(Extracted data entries)

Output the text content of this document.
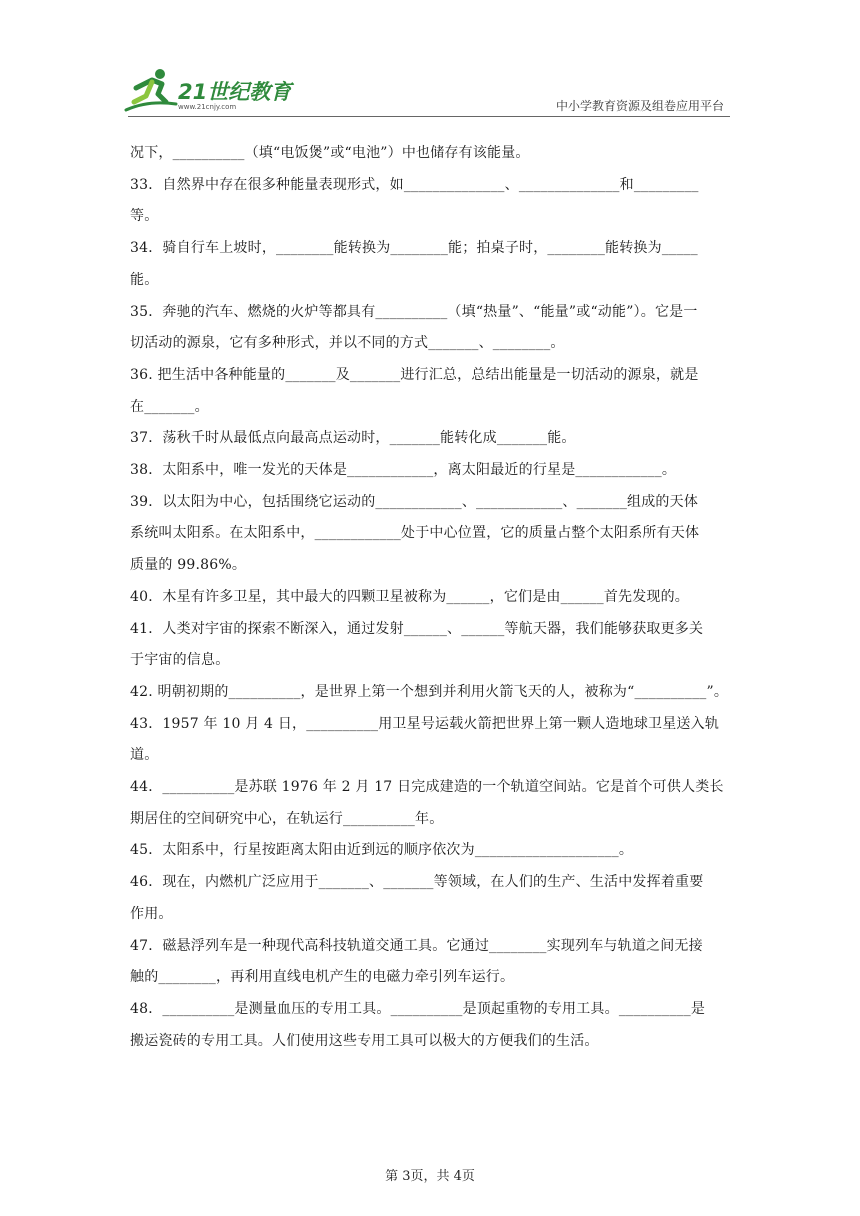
21世纪教育
www.21cnjy.com	中小学教育资源及组卷应用平台

况下，__________（填“电饭煲”或“电池”）中也储存有该能量。

33．自然界中存在很多种能量表现形式，如______________、______________和_________

等。

34．骑自行车上坡时，________能转换为________能；拍桌子时，________能转换为_____

能。

35．奔驰的汽车、燃烧的火炉等都具有__________（填“热量”、“能量”或“动能”）。它是一

切活动的源泉，它有多种形式，并以不同的方式_______、________。

36. 把生活中各种能量的_______及_______进行汇总，总结出能量是一切活动的源泉，就是

在_______。

37．荡秋千时从最低点向最高点运动时，_______能转化成_______能。

38．太阳系中，唯一发光的天体是____________，离太阳最近的行星是____________。

39．以太阳为中心，包括围绕它运动的____________、____________、_______组成的天体

系统叫太阳系。在太阳系中，____________处于中心位置，它的质量占整个太阳系所有天体

质量的 99.86%。

40．木星有许多卫星，其中最大的四颗卫星被称为______，它们是由______首先发现的。

41．人类对宇宙的探索不断深入，通过发射______、______等航天器，我们能够获取更多关

于宇宙的信息。

42. 明朝初期的__________，是世界上第一个想到并利用火箭飞天的人，被称为“__________”。

43．1957 年 10 月 4 日，__________用卫星号运载火箭把世界上第一颗人造地球卫星送入轨

道。

44．__________是苏联 1976 年 2 月 17 日完成建造的一个轨道空间站。它是首个可供人类长

期居住的空间研究中心，在轨运行__________年。

45．太阳系中，行星按距离太阳由近到远的顺序依次为____________________。

46．现在，内燃机广泛应用于_______、_______等领域，在人们的生产、生活中发挥着重要

作用。

47．磁悬浮列车是一种现代高科技轨道交通工具。它通过________实现列车与轨道之间无接

触的________，再利用直线电机产生的电磁力牵引列车运行。

48．__________是测量血压的专用工具。__________是顶起重物的专用工具。__________是

搬运瓷砖的专用工具。人们使用这些专用工具可以极大的方便我们的生活。

第 3页，共 4页
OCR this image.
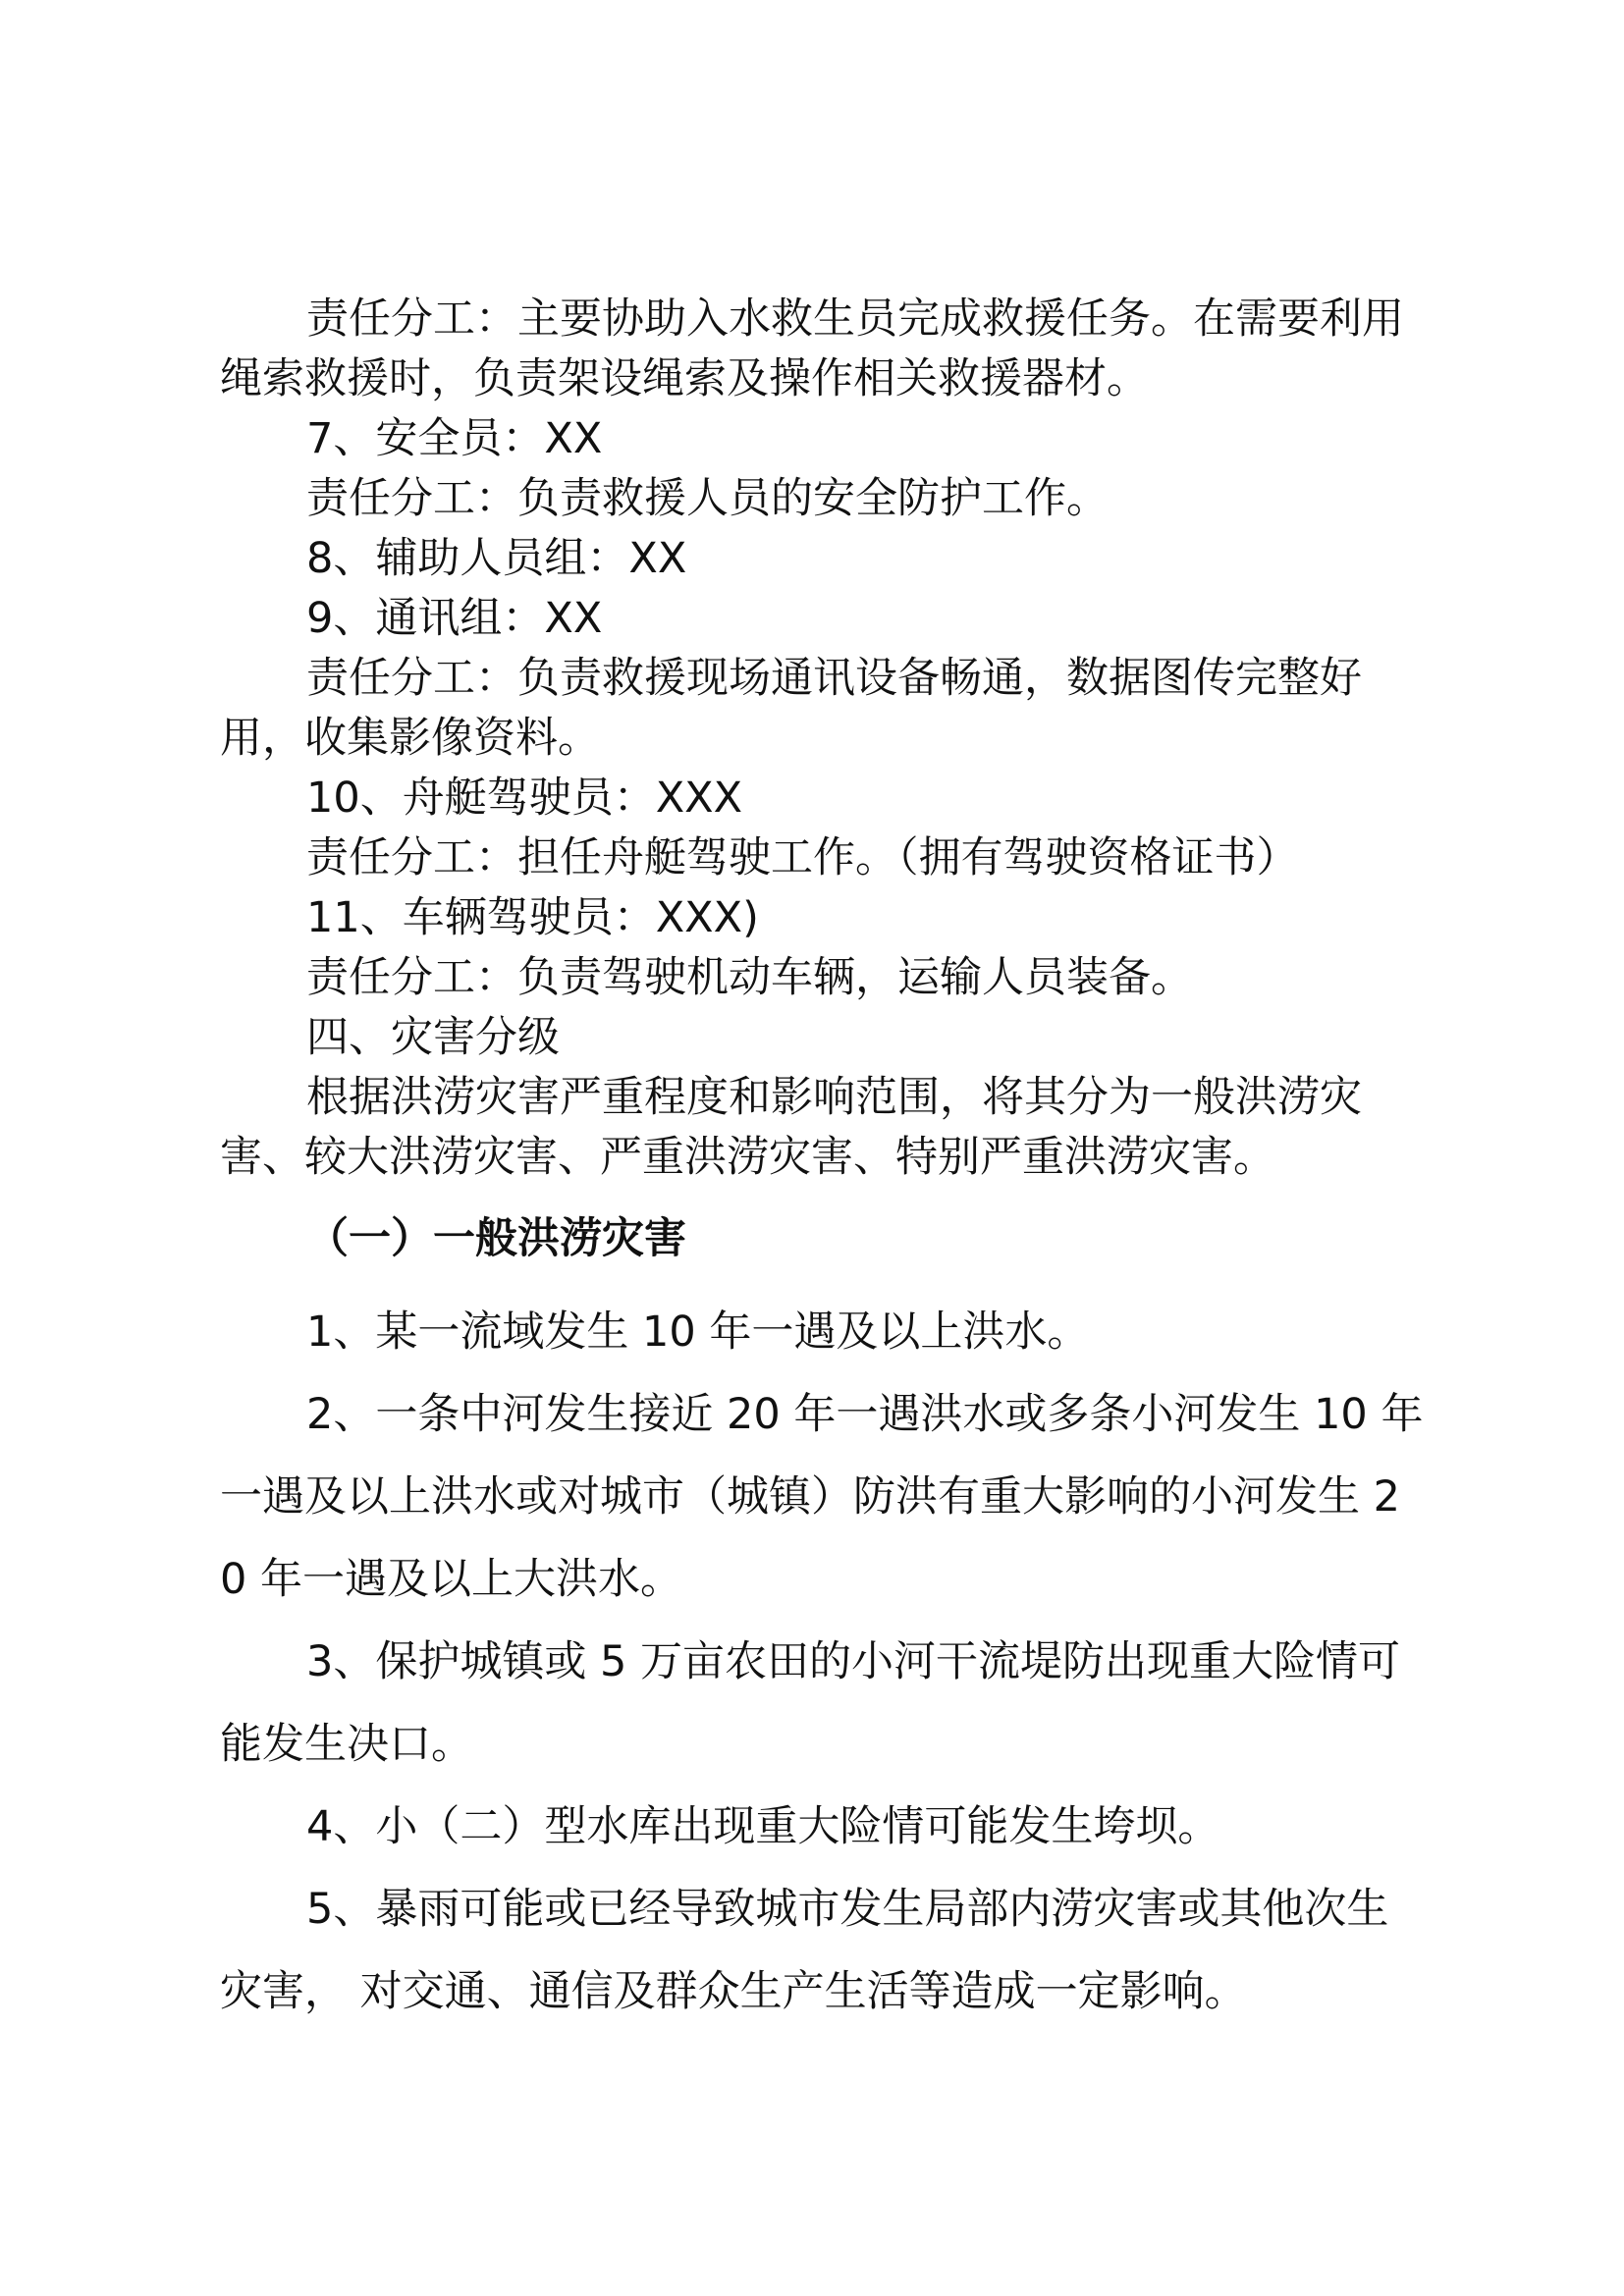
责任分工：主要协助入水救生员完成救援任务。在需要利用绳索救援时，负责架设绳索及操作相关救援器材。

7、安全员：XX

责任分工：负责救援人员的安全防护工作。

8、辅助人员组：XX

9、通讯组：XX

责任分工：负责救援现场通讯设备畅通，数据图传完整好用，收集影像资料。

10、舟艇驾驶员：XXX

责任分工：担任舟艇驾驶工作。（拥有驾驶资格证书）

11、车辆驾驶员：XXX)

责任分工：负责驾驶机动车辆，运输人员装备。

四、灾害分级

根据洪涝灾害严重程度和影响范围，将其分为一般洪涝灾害、较大洪涝灾害、严重洪涝灾害、特别严重洪涝灾害。

（一）一般洪涝灾害

1、某一流域发生 10 年一遇及以上洪水。

2、一条中河发生接近 20 年一遇洪水或多条小河发生 10 年一遇及以上洪水或对城市（城镇）防洪有重大影响的小河发生 20 年一遇及以上大洪水。

3、保护城镇或 5 万亩农田的小河干流堤防出现重大险情可能发生决口。

4、小（二）型水库出现重大险情可能发生垮坝。

5、暴雨可能或已经导致城市发生局部内涝灾害或其他次生灾害， 对交通、通信及群众生产生活等造成一定影响。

*INSTRUCTION*.
Keep only the lines that hold the string "责任分工", and copy them out.

*TASK SOLUTION*.
责任分工：主要协助入水救生员完成救援任务。在需要利用绳索救援时，负责架设绳索及操作相关救援器材。
责任分工：负责救援人员的安全防护工作。
责任分工：负责救援现场通讯设备畅通，数据图传完整好用，收集影像资料。
责任分工：担任舟艇驾驶工作。（拥有驾驶资格证书）
责任分工：负责驾驶机动车辆，运输人员装备。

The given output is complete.